What you have to do: Swap "atom" for "node" in the lines running from the line with "atom-p: P: [237, 260, 270, 310]" to the line with "atom-o-top: O: [235, 50, 274, 100]", changing nothing else. Reproduce only those lines.

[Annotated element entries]
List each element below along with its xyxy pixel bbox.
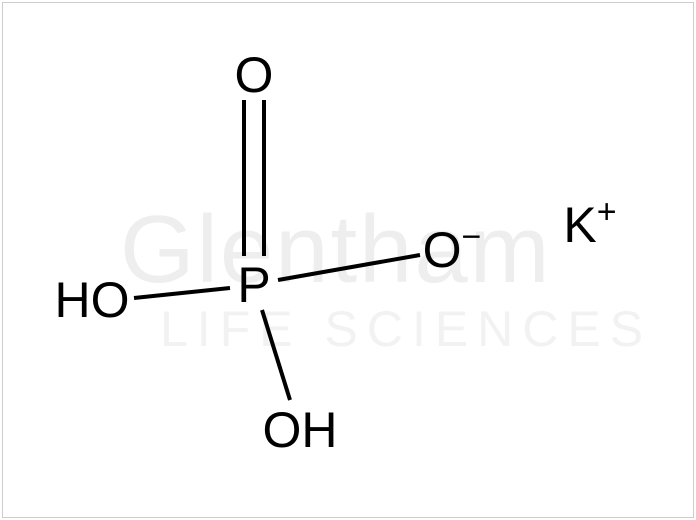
atom-p: P: [237, 260, 270, 310]
atom-oh-bottom: OH: [263, 405, 338, 455]
diagram-canvas: Glentham LIFE SCIENCES O P O− HO OH K+: [0, 0, 696, 520]
atom-o-right-charge: −: [462, 218, 482, 256]
atom-p-label: P: [237, 257, 270, 313]
atom-o-top: O: [235, 50, 274, 100]
atom-k-charge: +: [597, 193, 617, 231]
atom-o-top-label: O: [235, 47, 274, 103]
atom-ho-left-label: HO: [55, 272, 130, 328]
atom-o-right: O−: [423, 225, 482, 275]
bond-p-ohbot: [262, 310, 290, 400]
atom-o-right-label: O: [423, 222, 462, 278]
bond-p-holeft: [134, 288, 230, 298]
atom-oh-bottom-label: OH: [263, 402, 338, 458]
atom-k: K+: [563, 200, 616, 250]
bond-p-oright: [278, 255, 420, 280]
atom-k-label: K: [563, 197, 596, 253]
atom-ho-left: HO: [55, 275, 130, 325]
bonds-layer: [0, 0, 696, 520]
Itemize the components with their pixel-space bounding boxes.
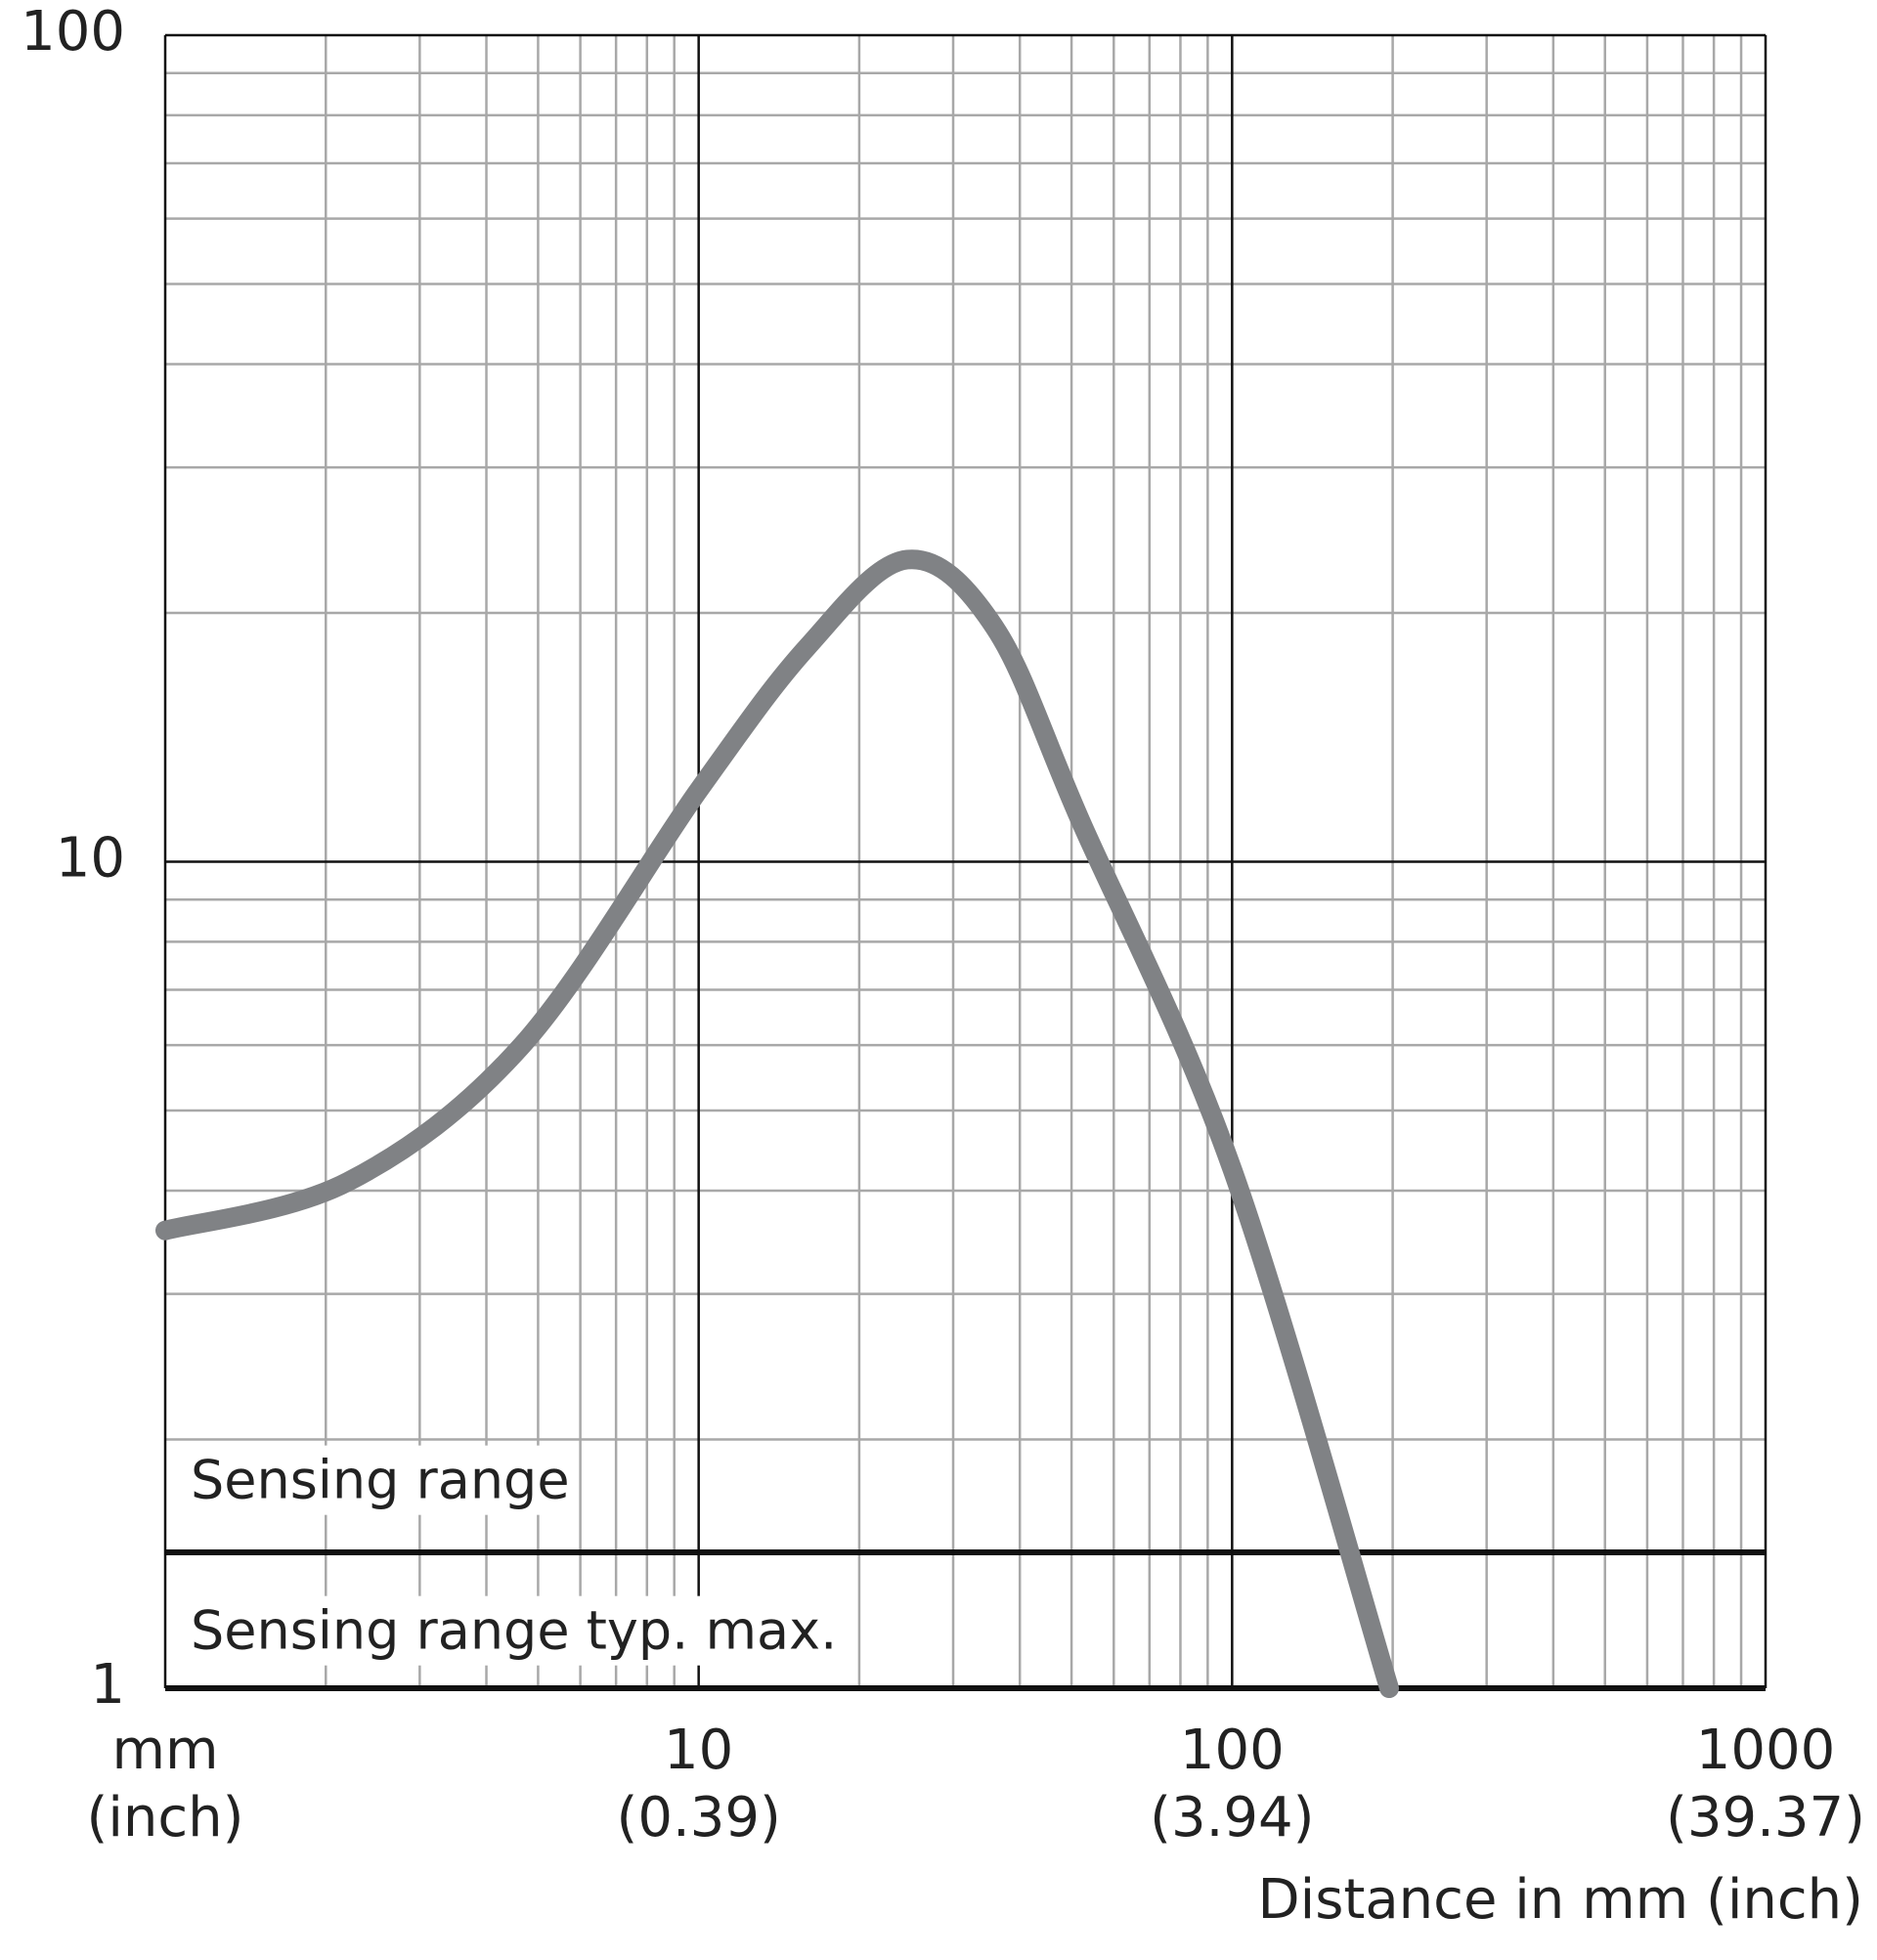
x-tick-sublabel: (3.94) — [1150, 1786, 1314, 1850]
x-tick-sublabel: (39.37) — [1666, 1786, 1865, 1850]
x-tick-label: 100 — [1180, 1719, 1285, 1782]
y-tick-label: 1 — [90, 1653, 125, 1717]
annotation: Sensing range — [191, 1450, 570, 1511]
x-tick-label: 1000 — [1696, 1719, 1836, 1782]
x-tick-label: 10 — [664, 1719, 733, 1782]
x-tick-sublabel: (0.39) — [616, 1786, 780, 1850]
y-tick-label: 10 — [56, 827, 125, 891]
x-tick-sublabel: (inch) — [86, 1786, 243, 1850]
annotation: Sensing range typ. max. — [191, 1600, 837, 1662]
x-tick-label: mm — [111, 1719, 218, 1782]
x-axis-title: Distance in mm (inch) — [1258, 1868, 1863, 1932]
label-background — [183, 1595, 846, 1666]
label-background — [183, 1445, 578, 1515]
data-line — [155, 549, 1400, 1698]
y-tick-label: 100 — [21, 0, 125, 64]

Output of the task:
node-p: P: [237, 260, 270, 310]
node-oh-bottom: OH: [263, 405, 338, 455]
diagram-canvas: Glentham LIFE SCIENCES O P O− HO OH K+: [0, 0, 696, 520]
node-o-right-charge: −: [462, 218, 482, 256]
node-p-label: P: [237, 257, 270, 313]
node-o-top: O: [235, 50, 274, 100]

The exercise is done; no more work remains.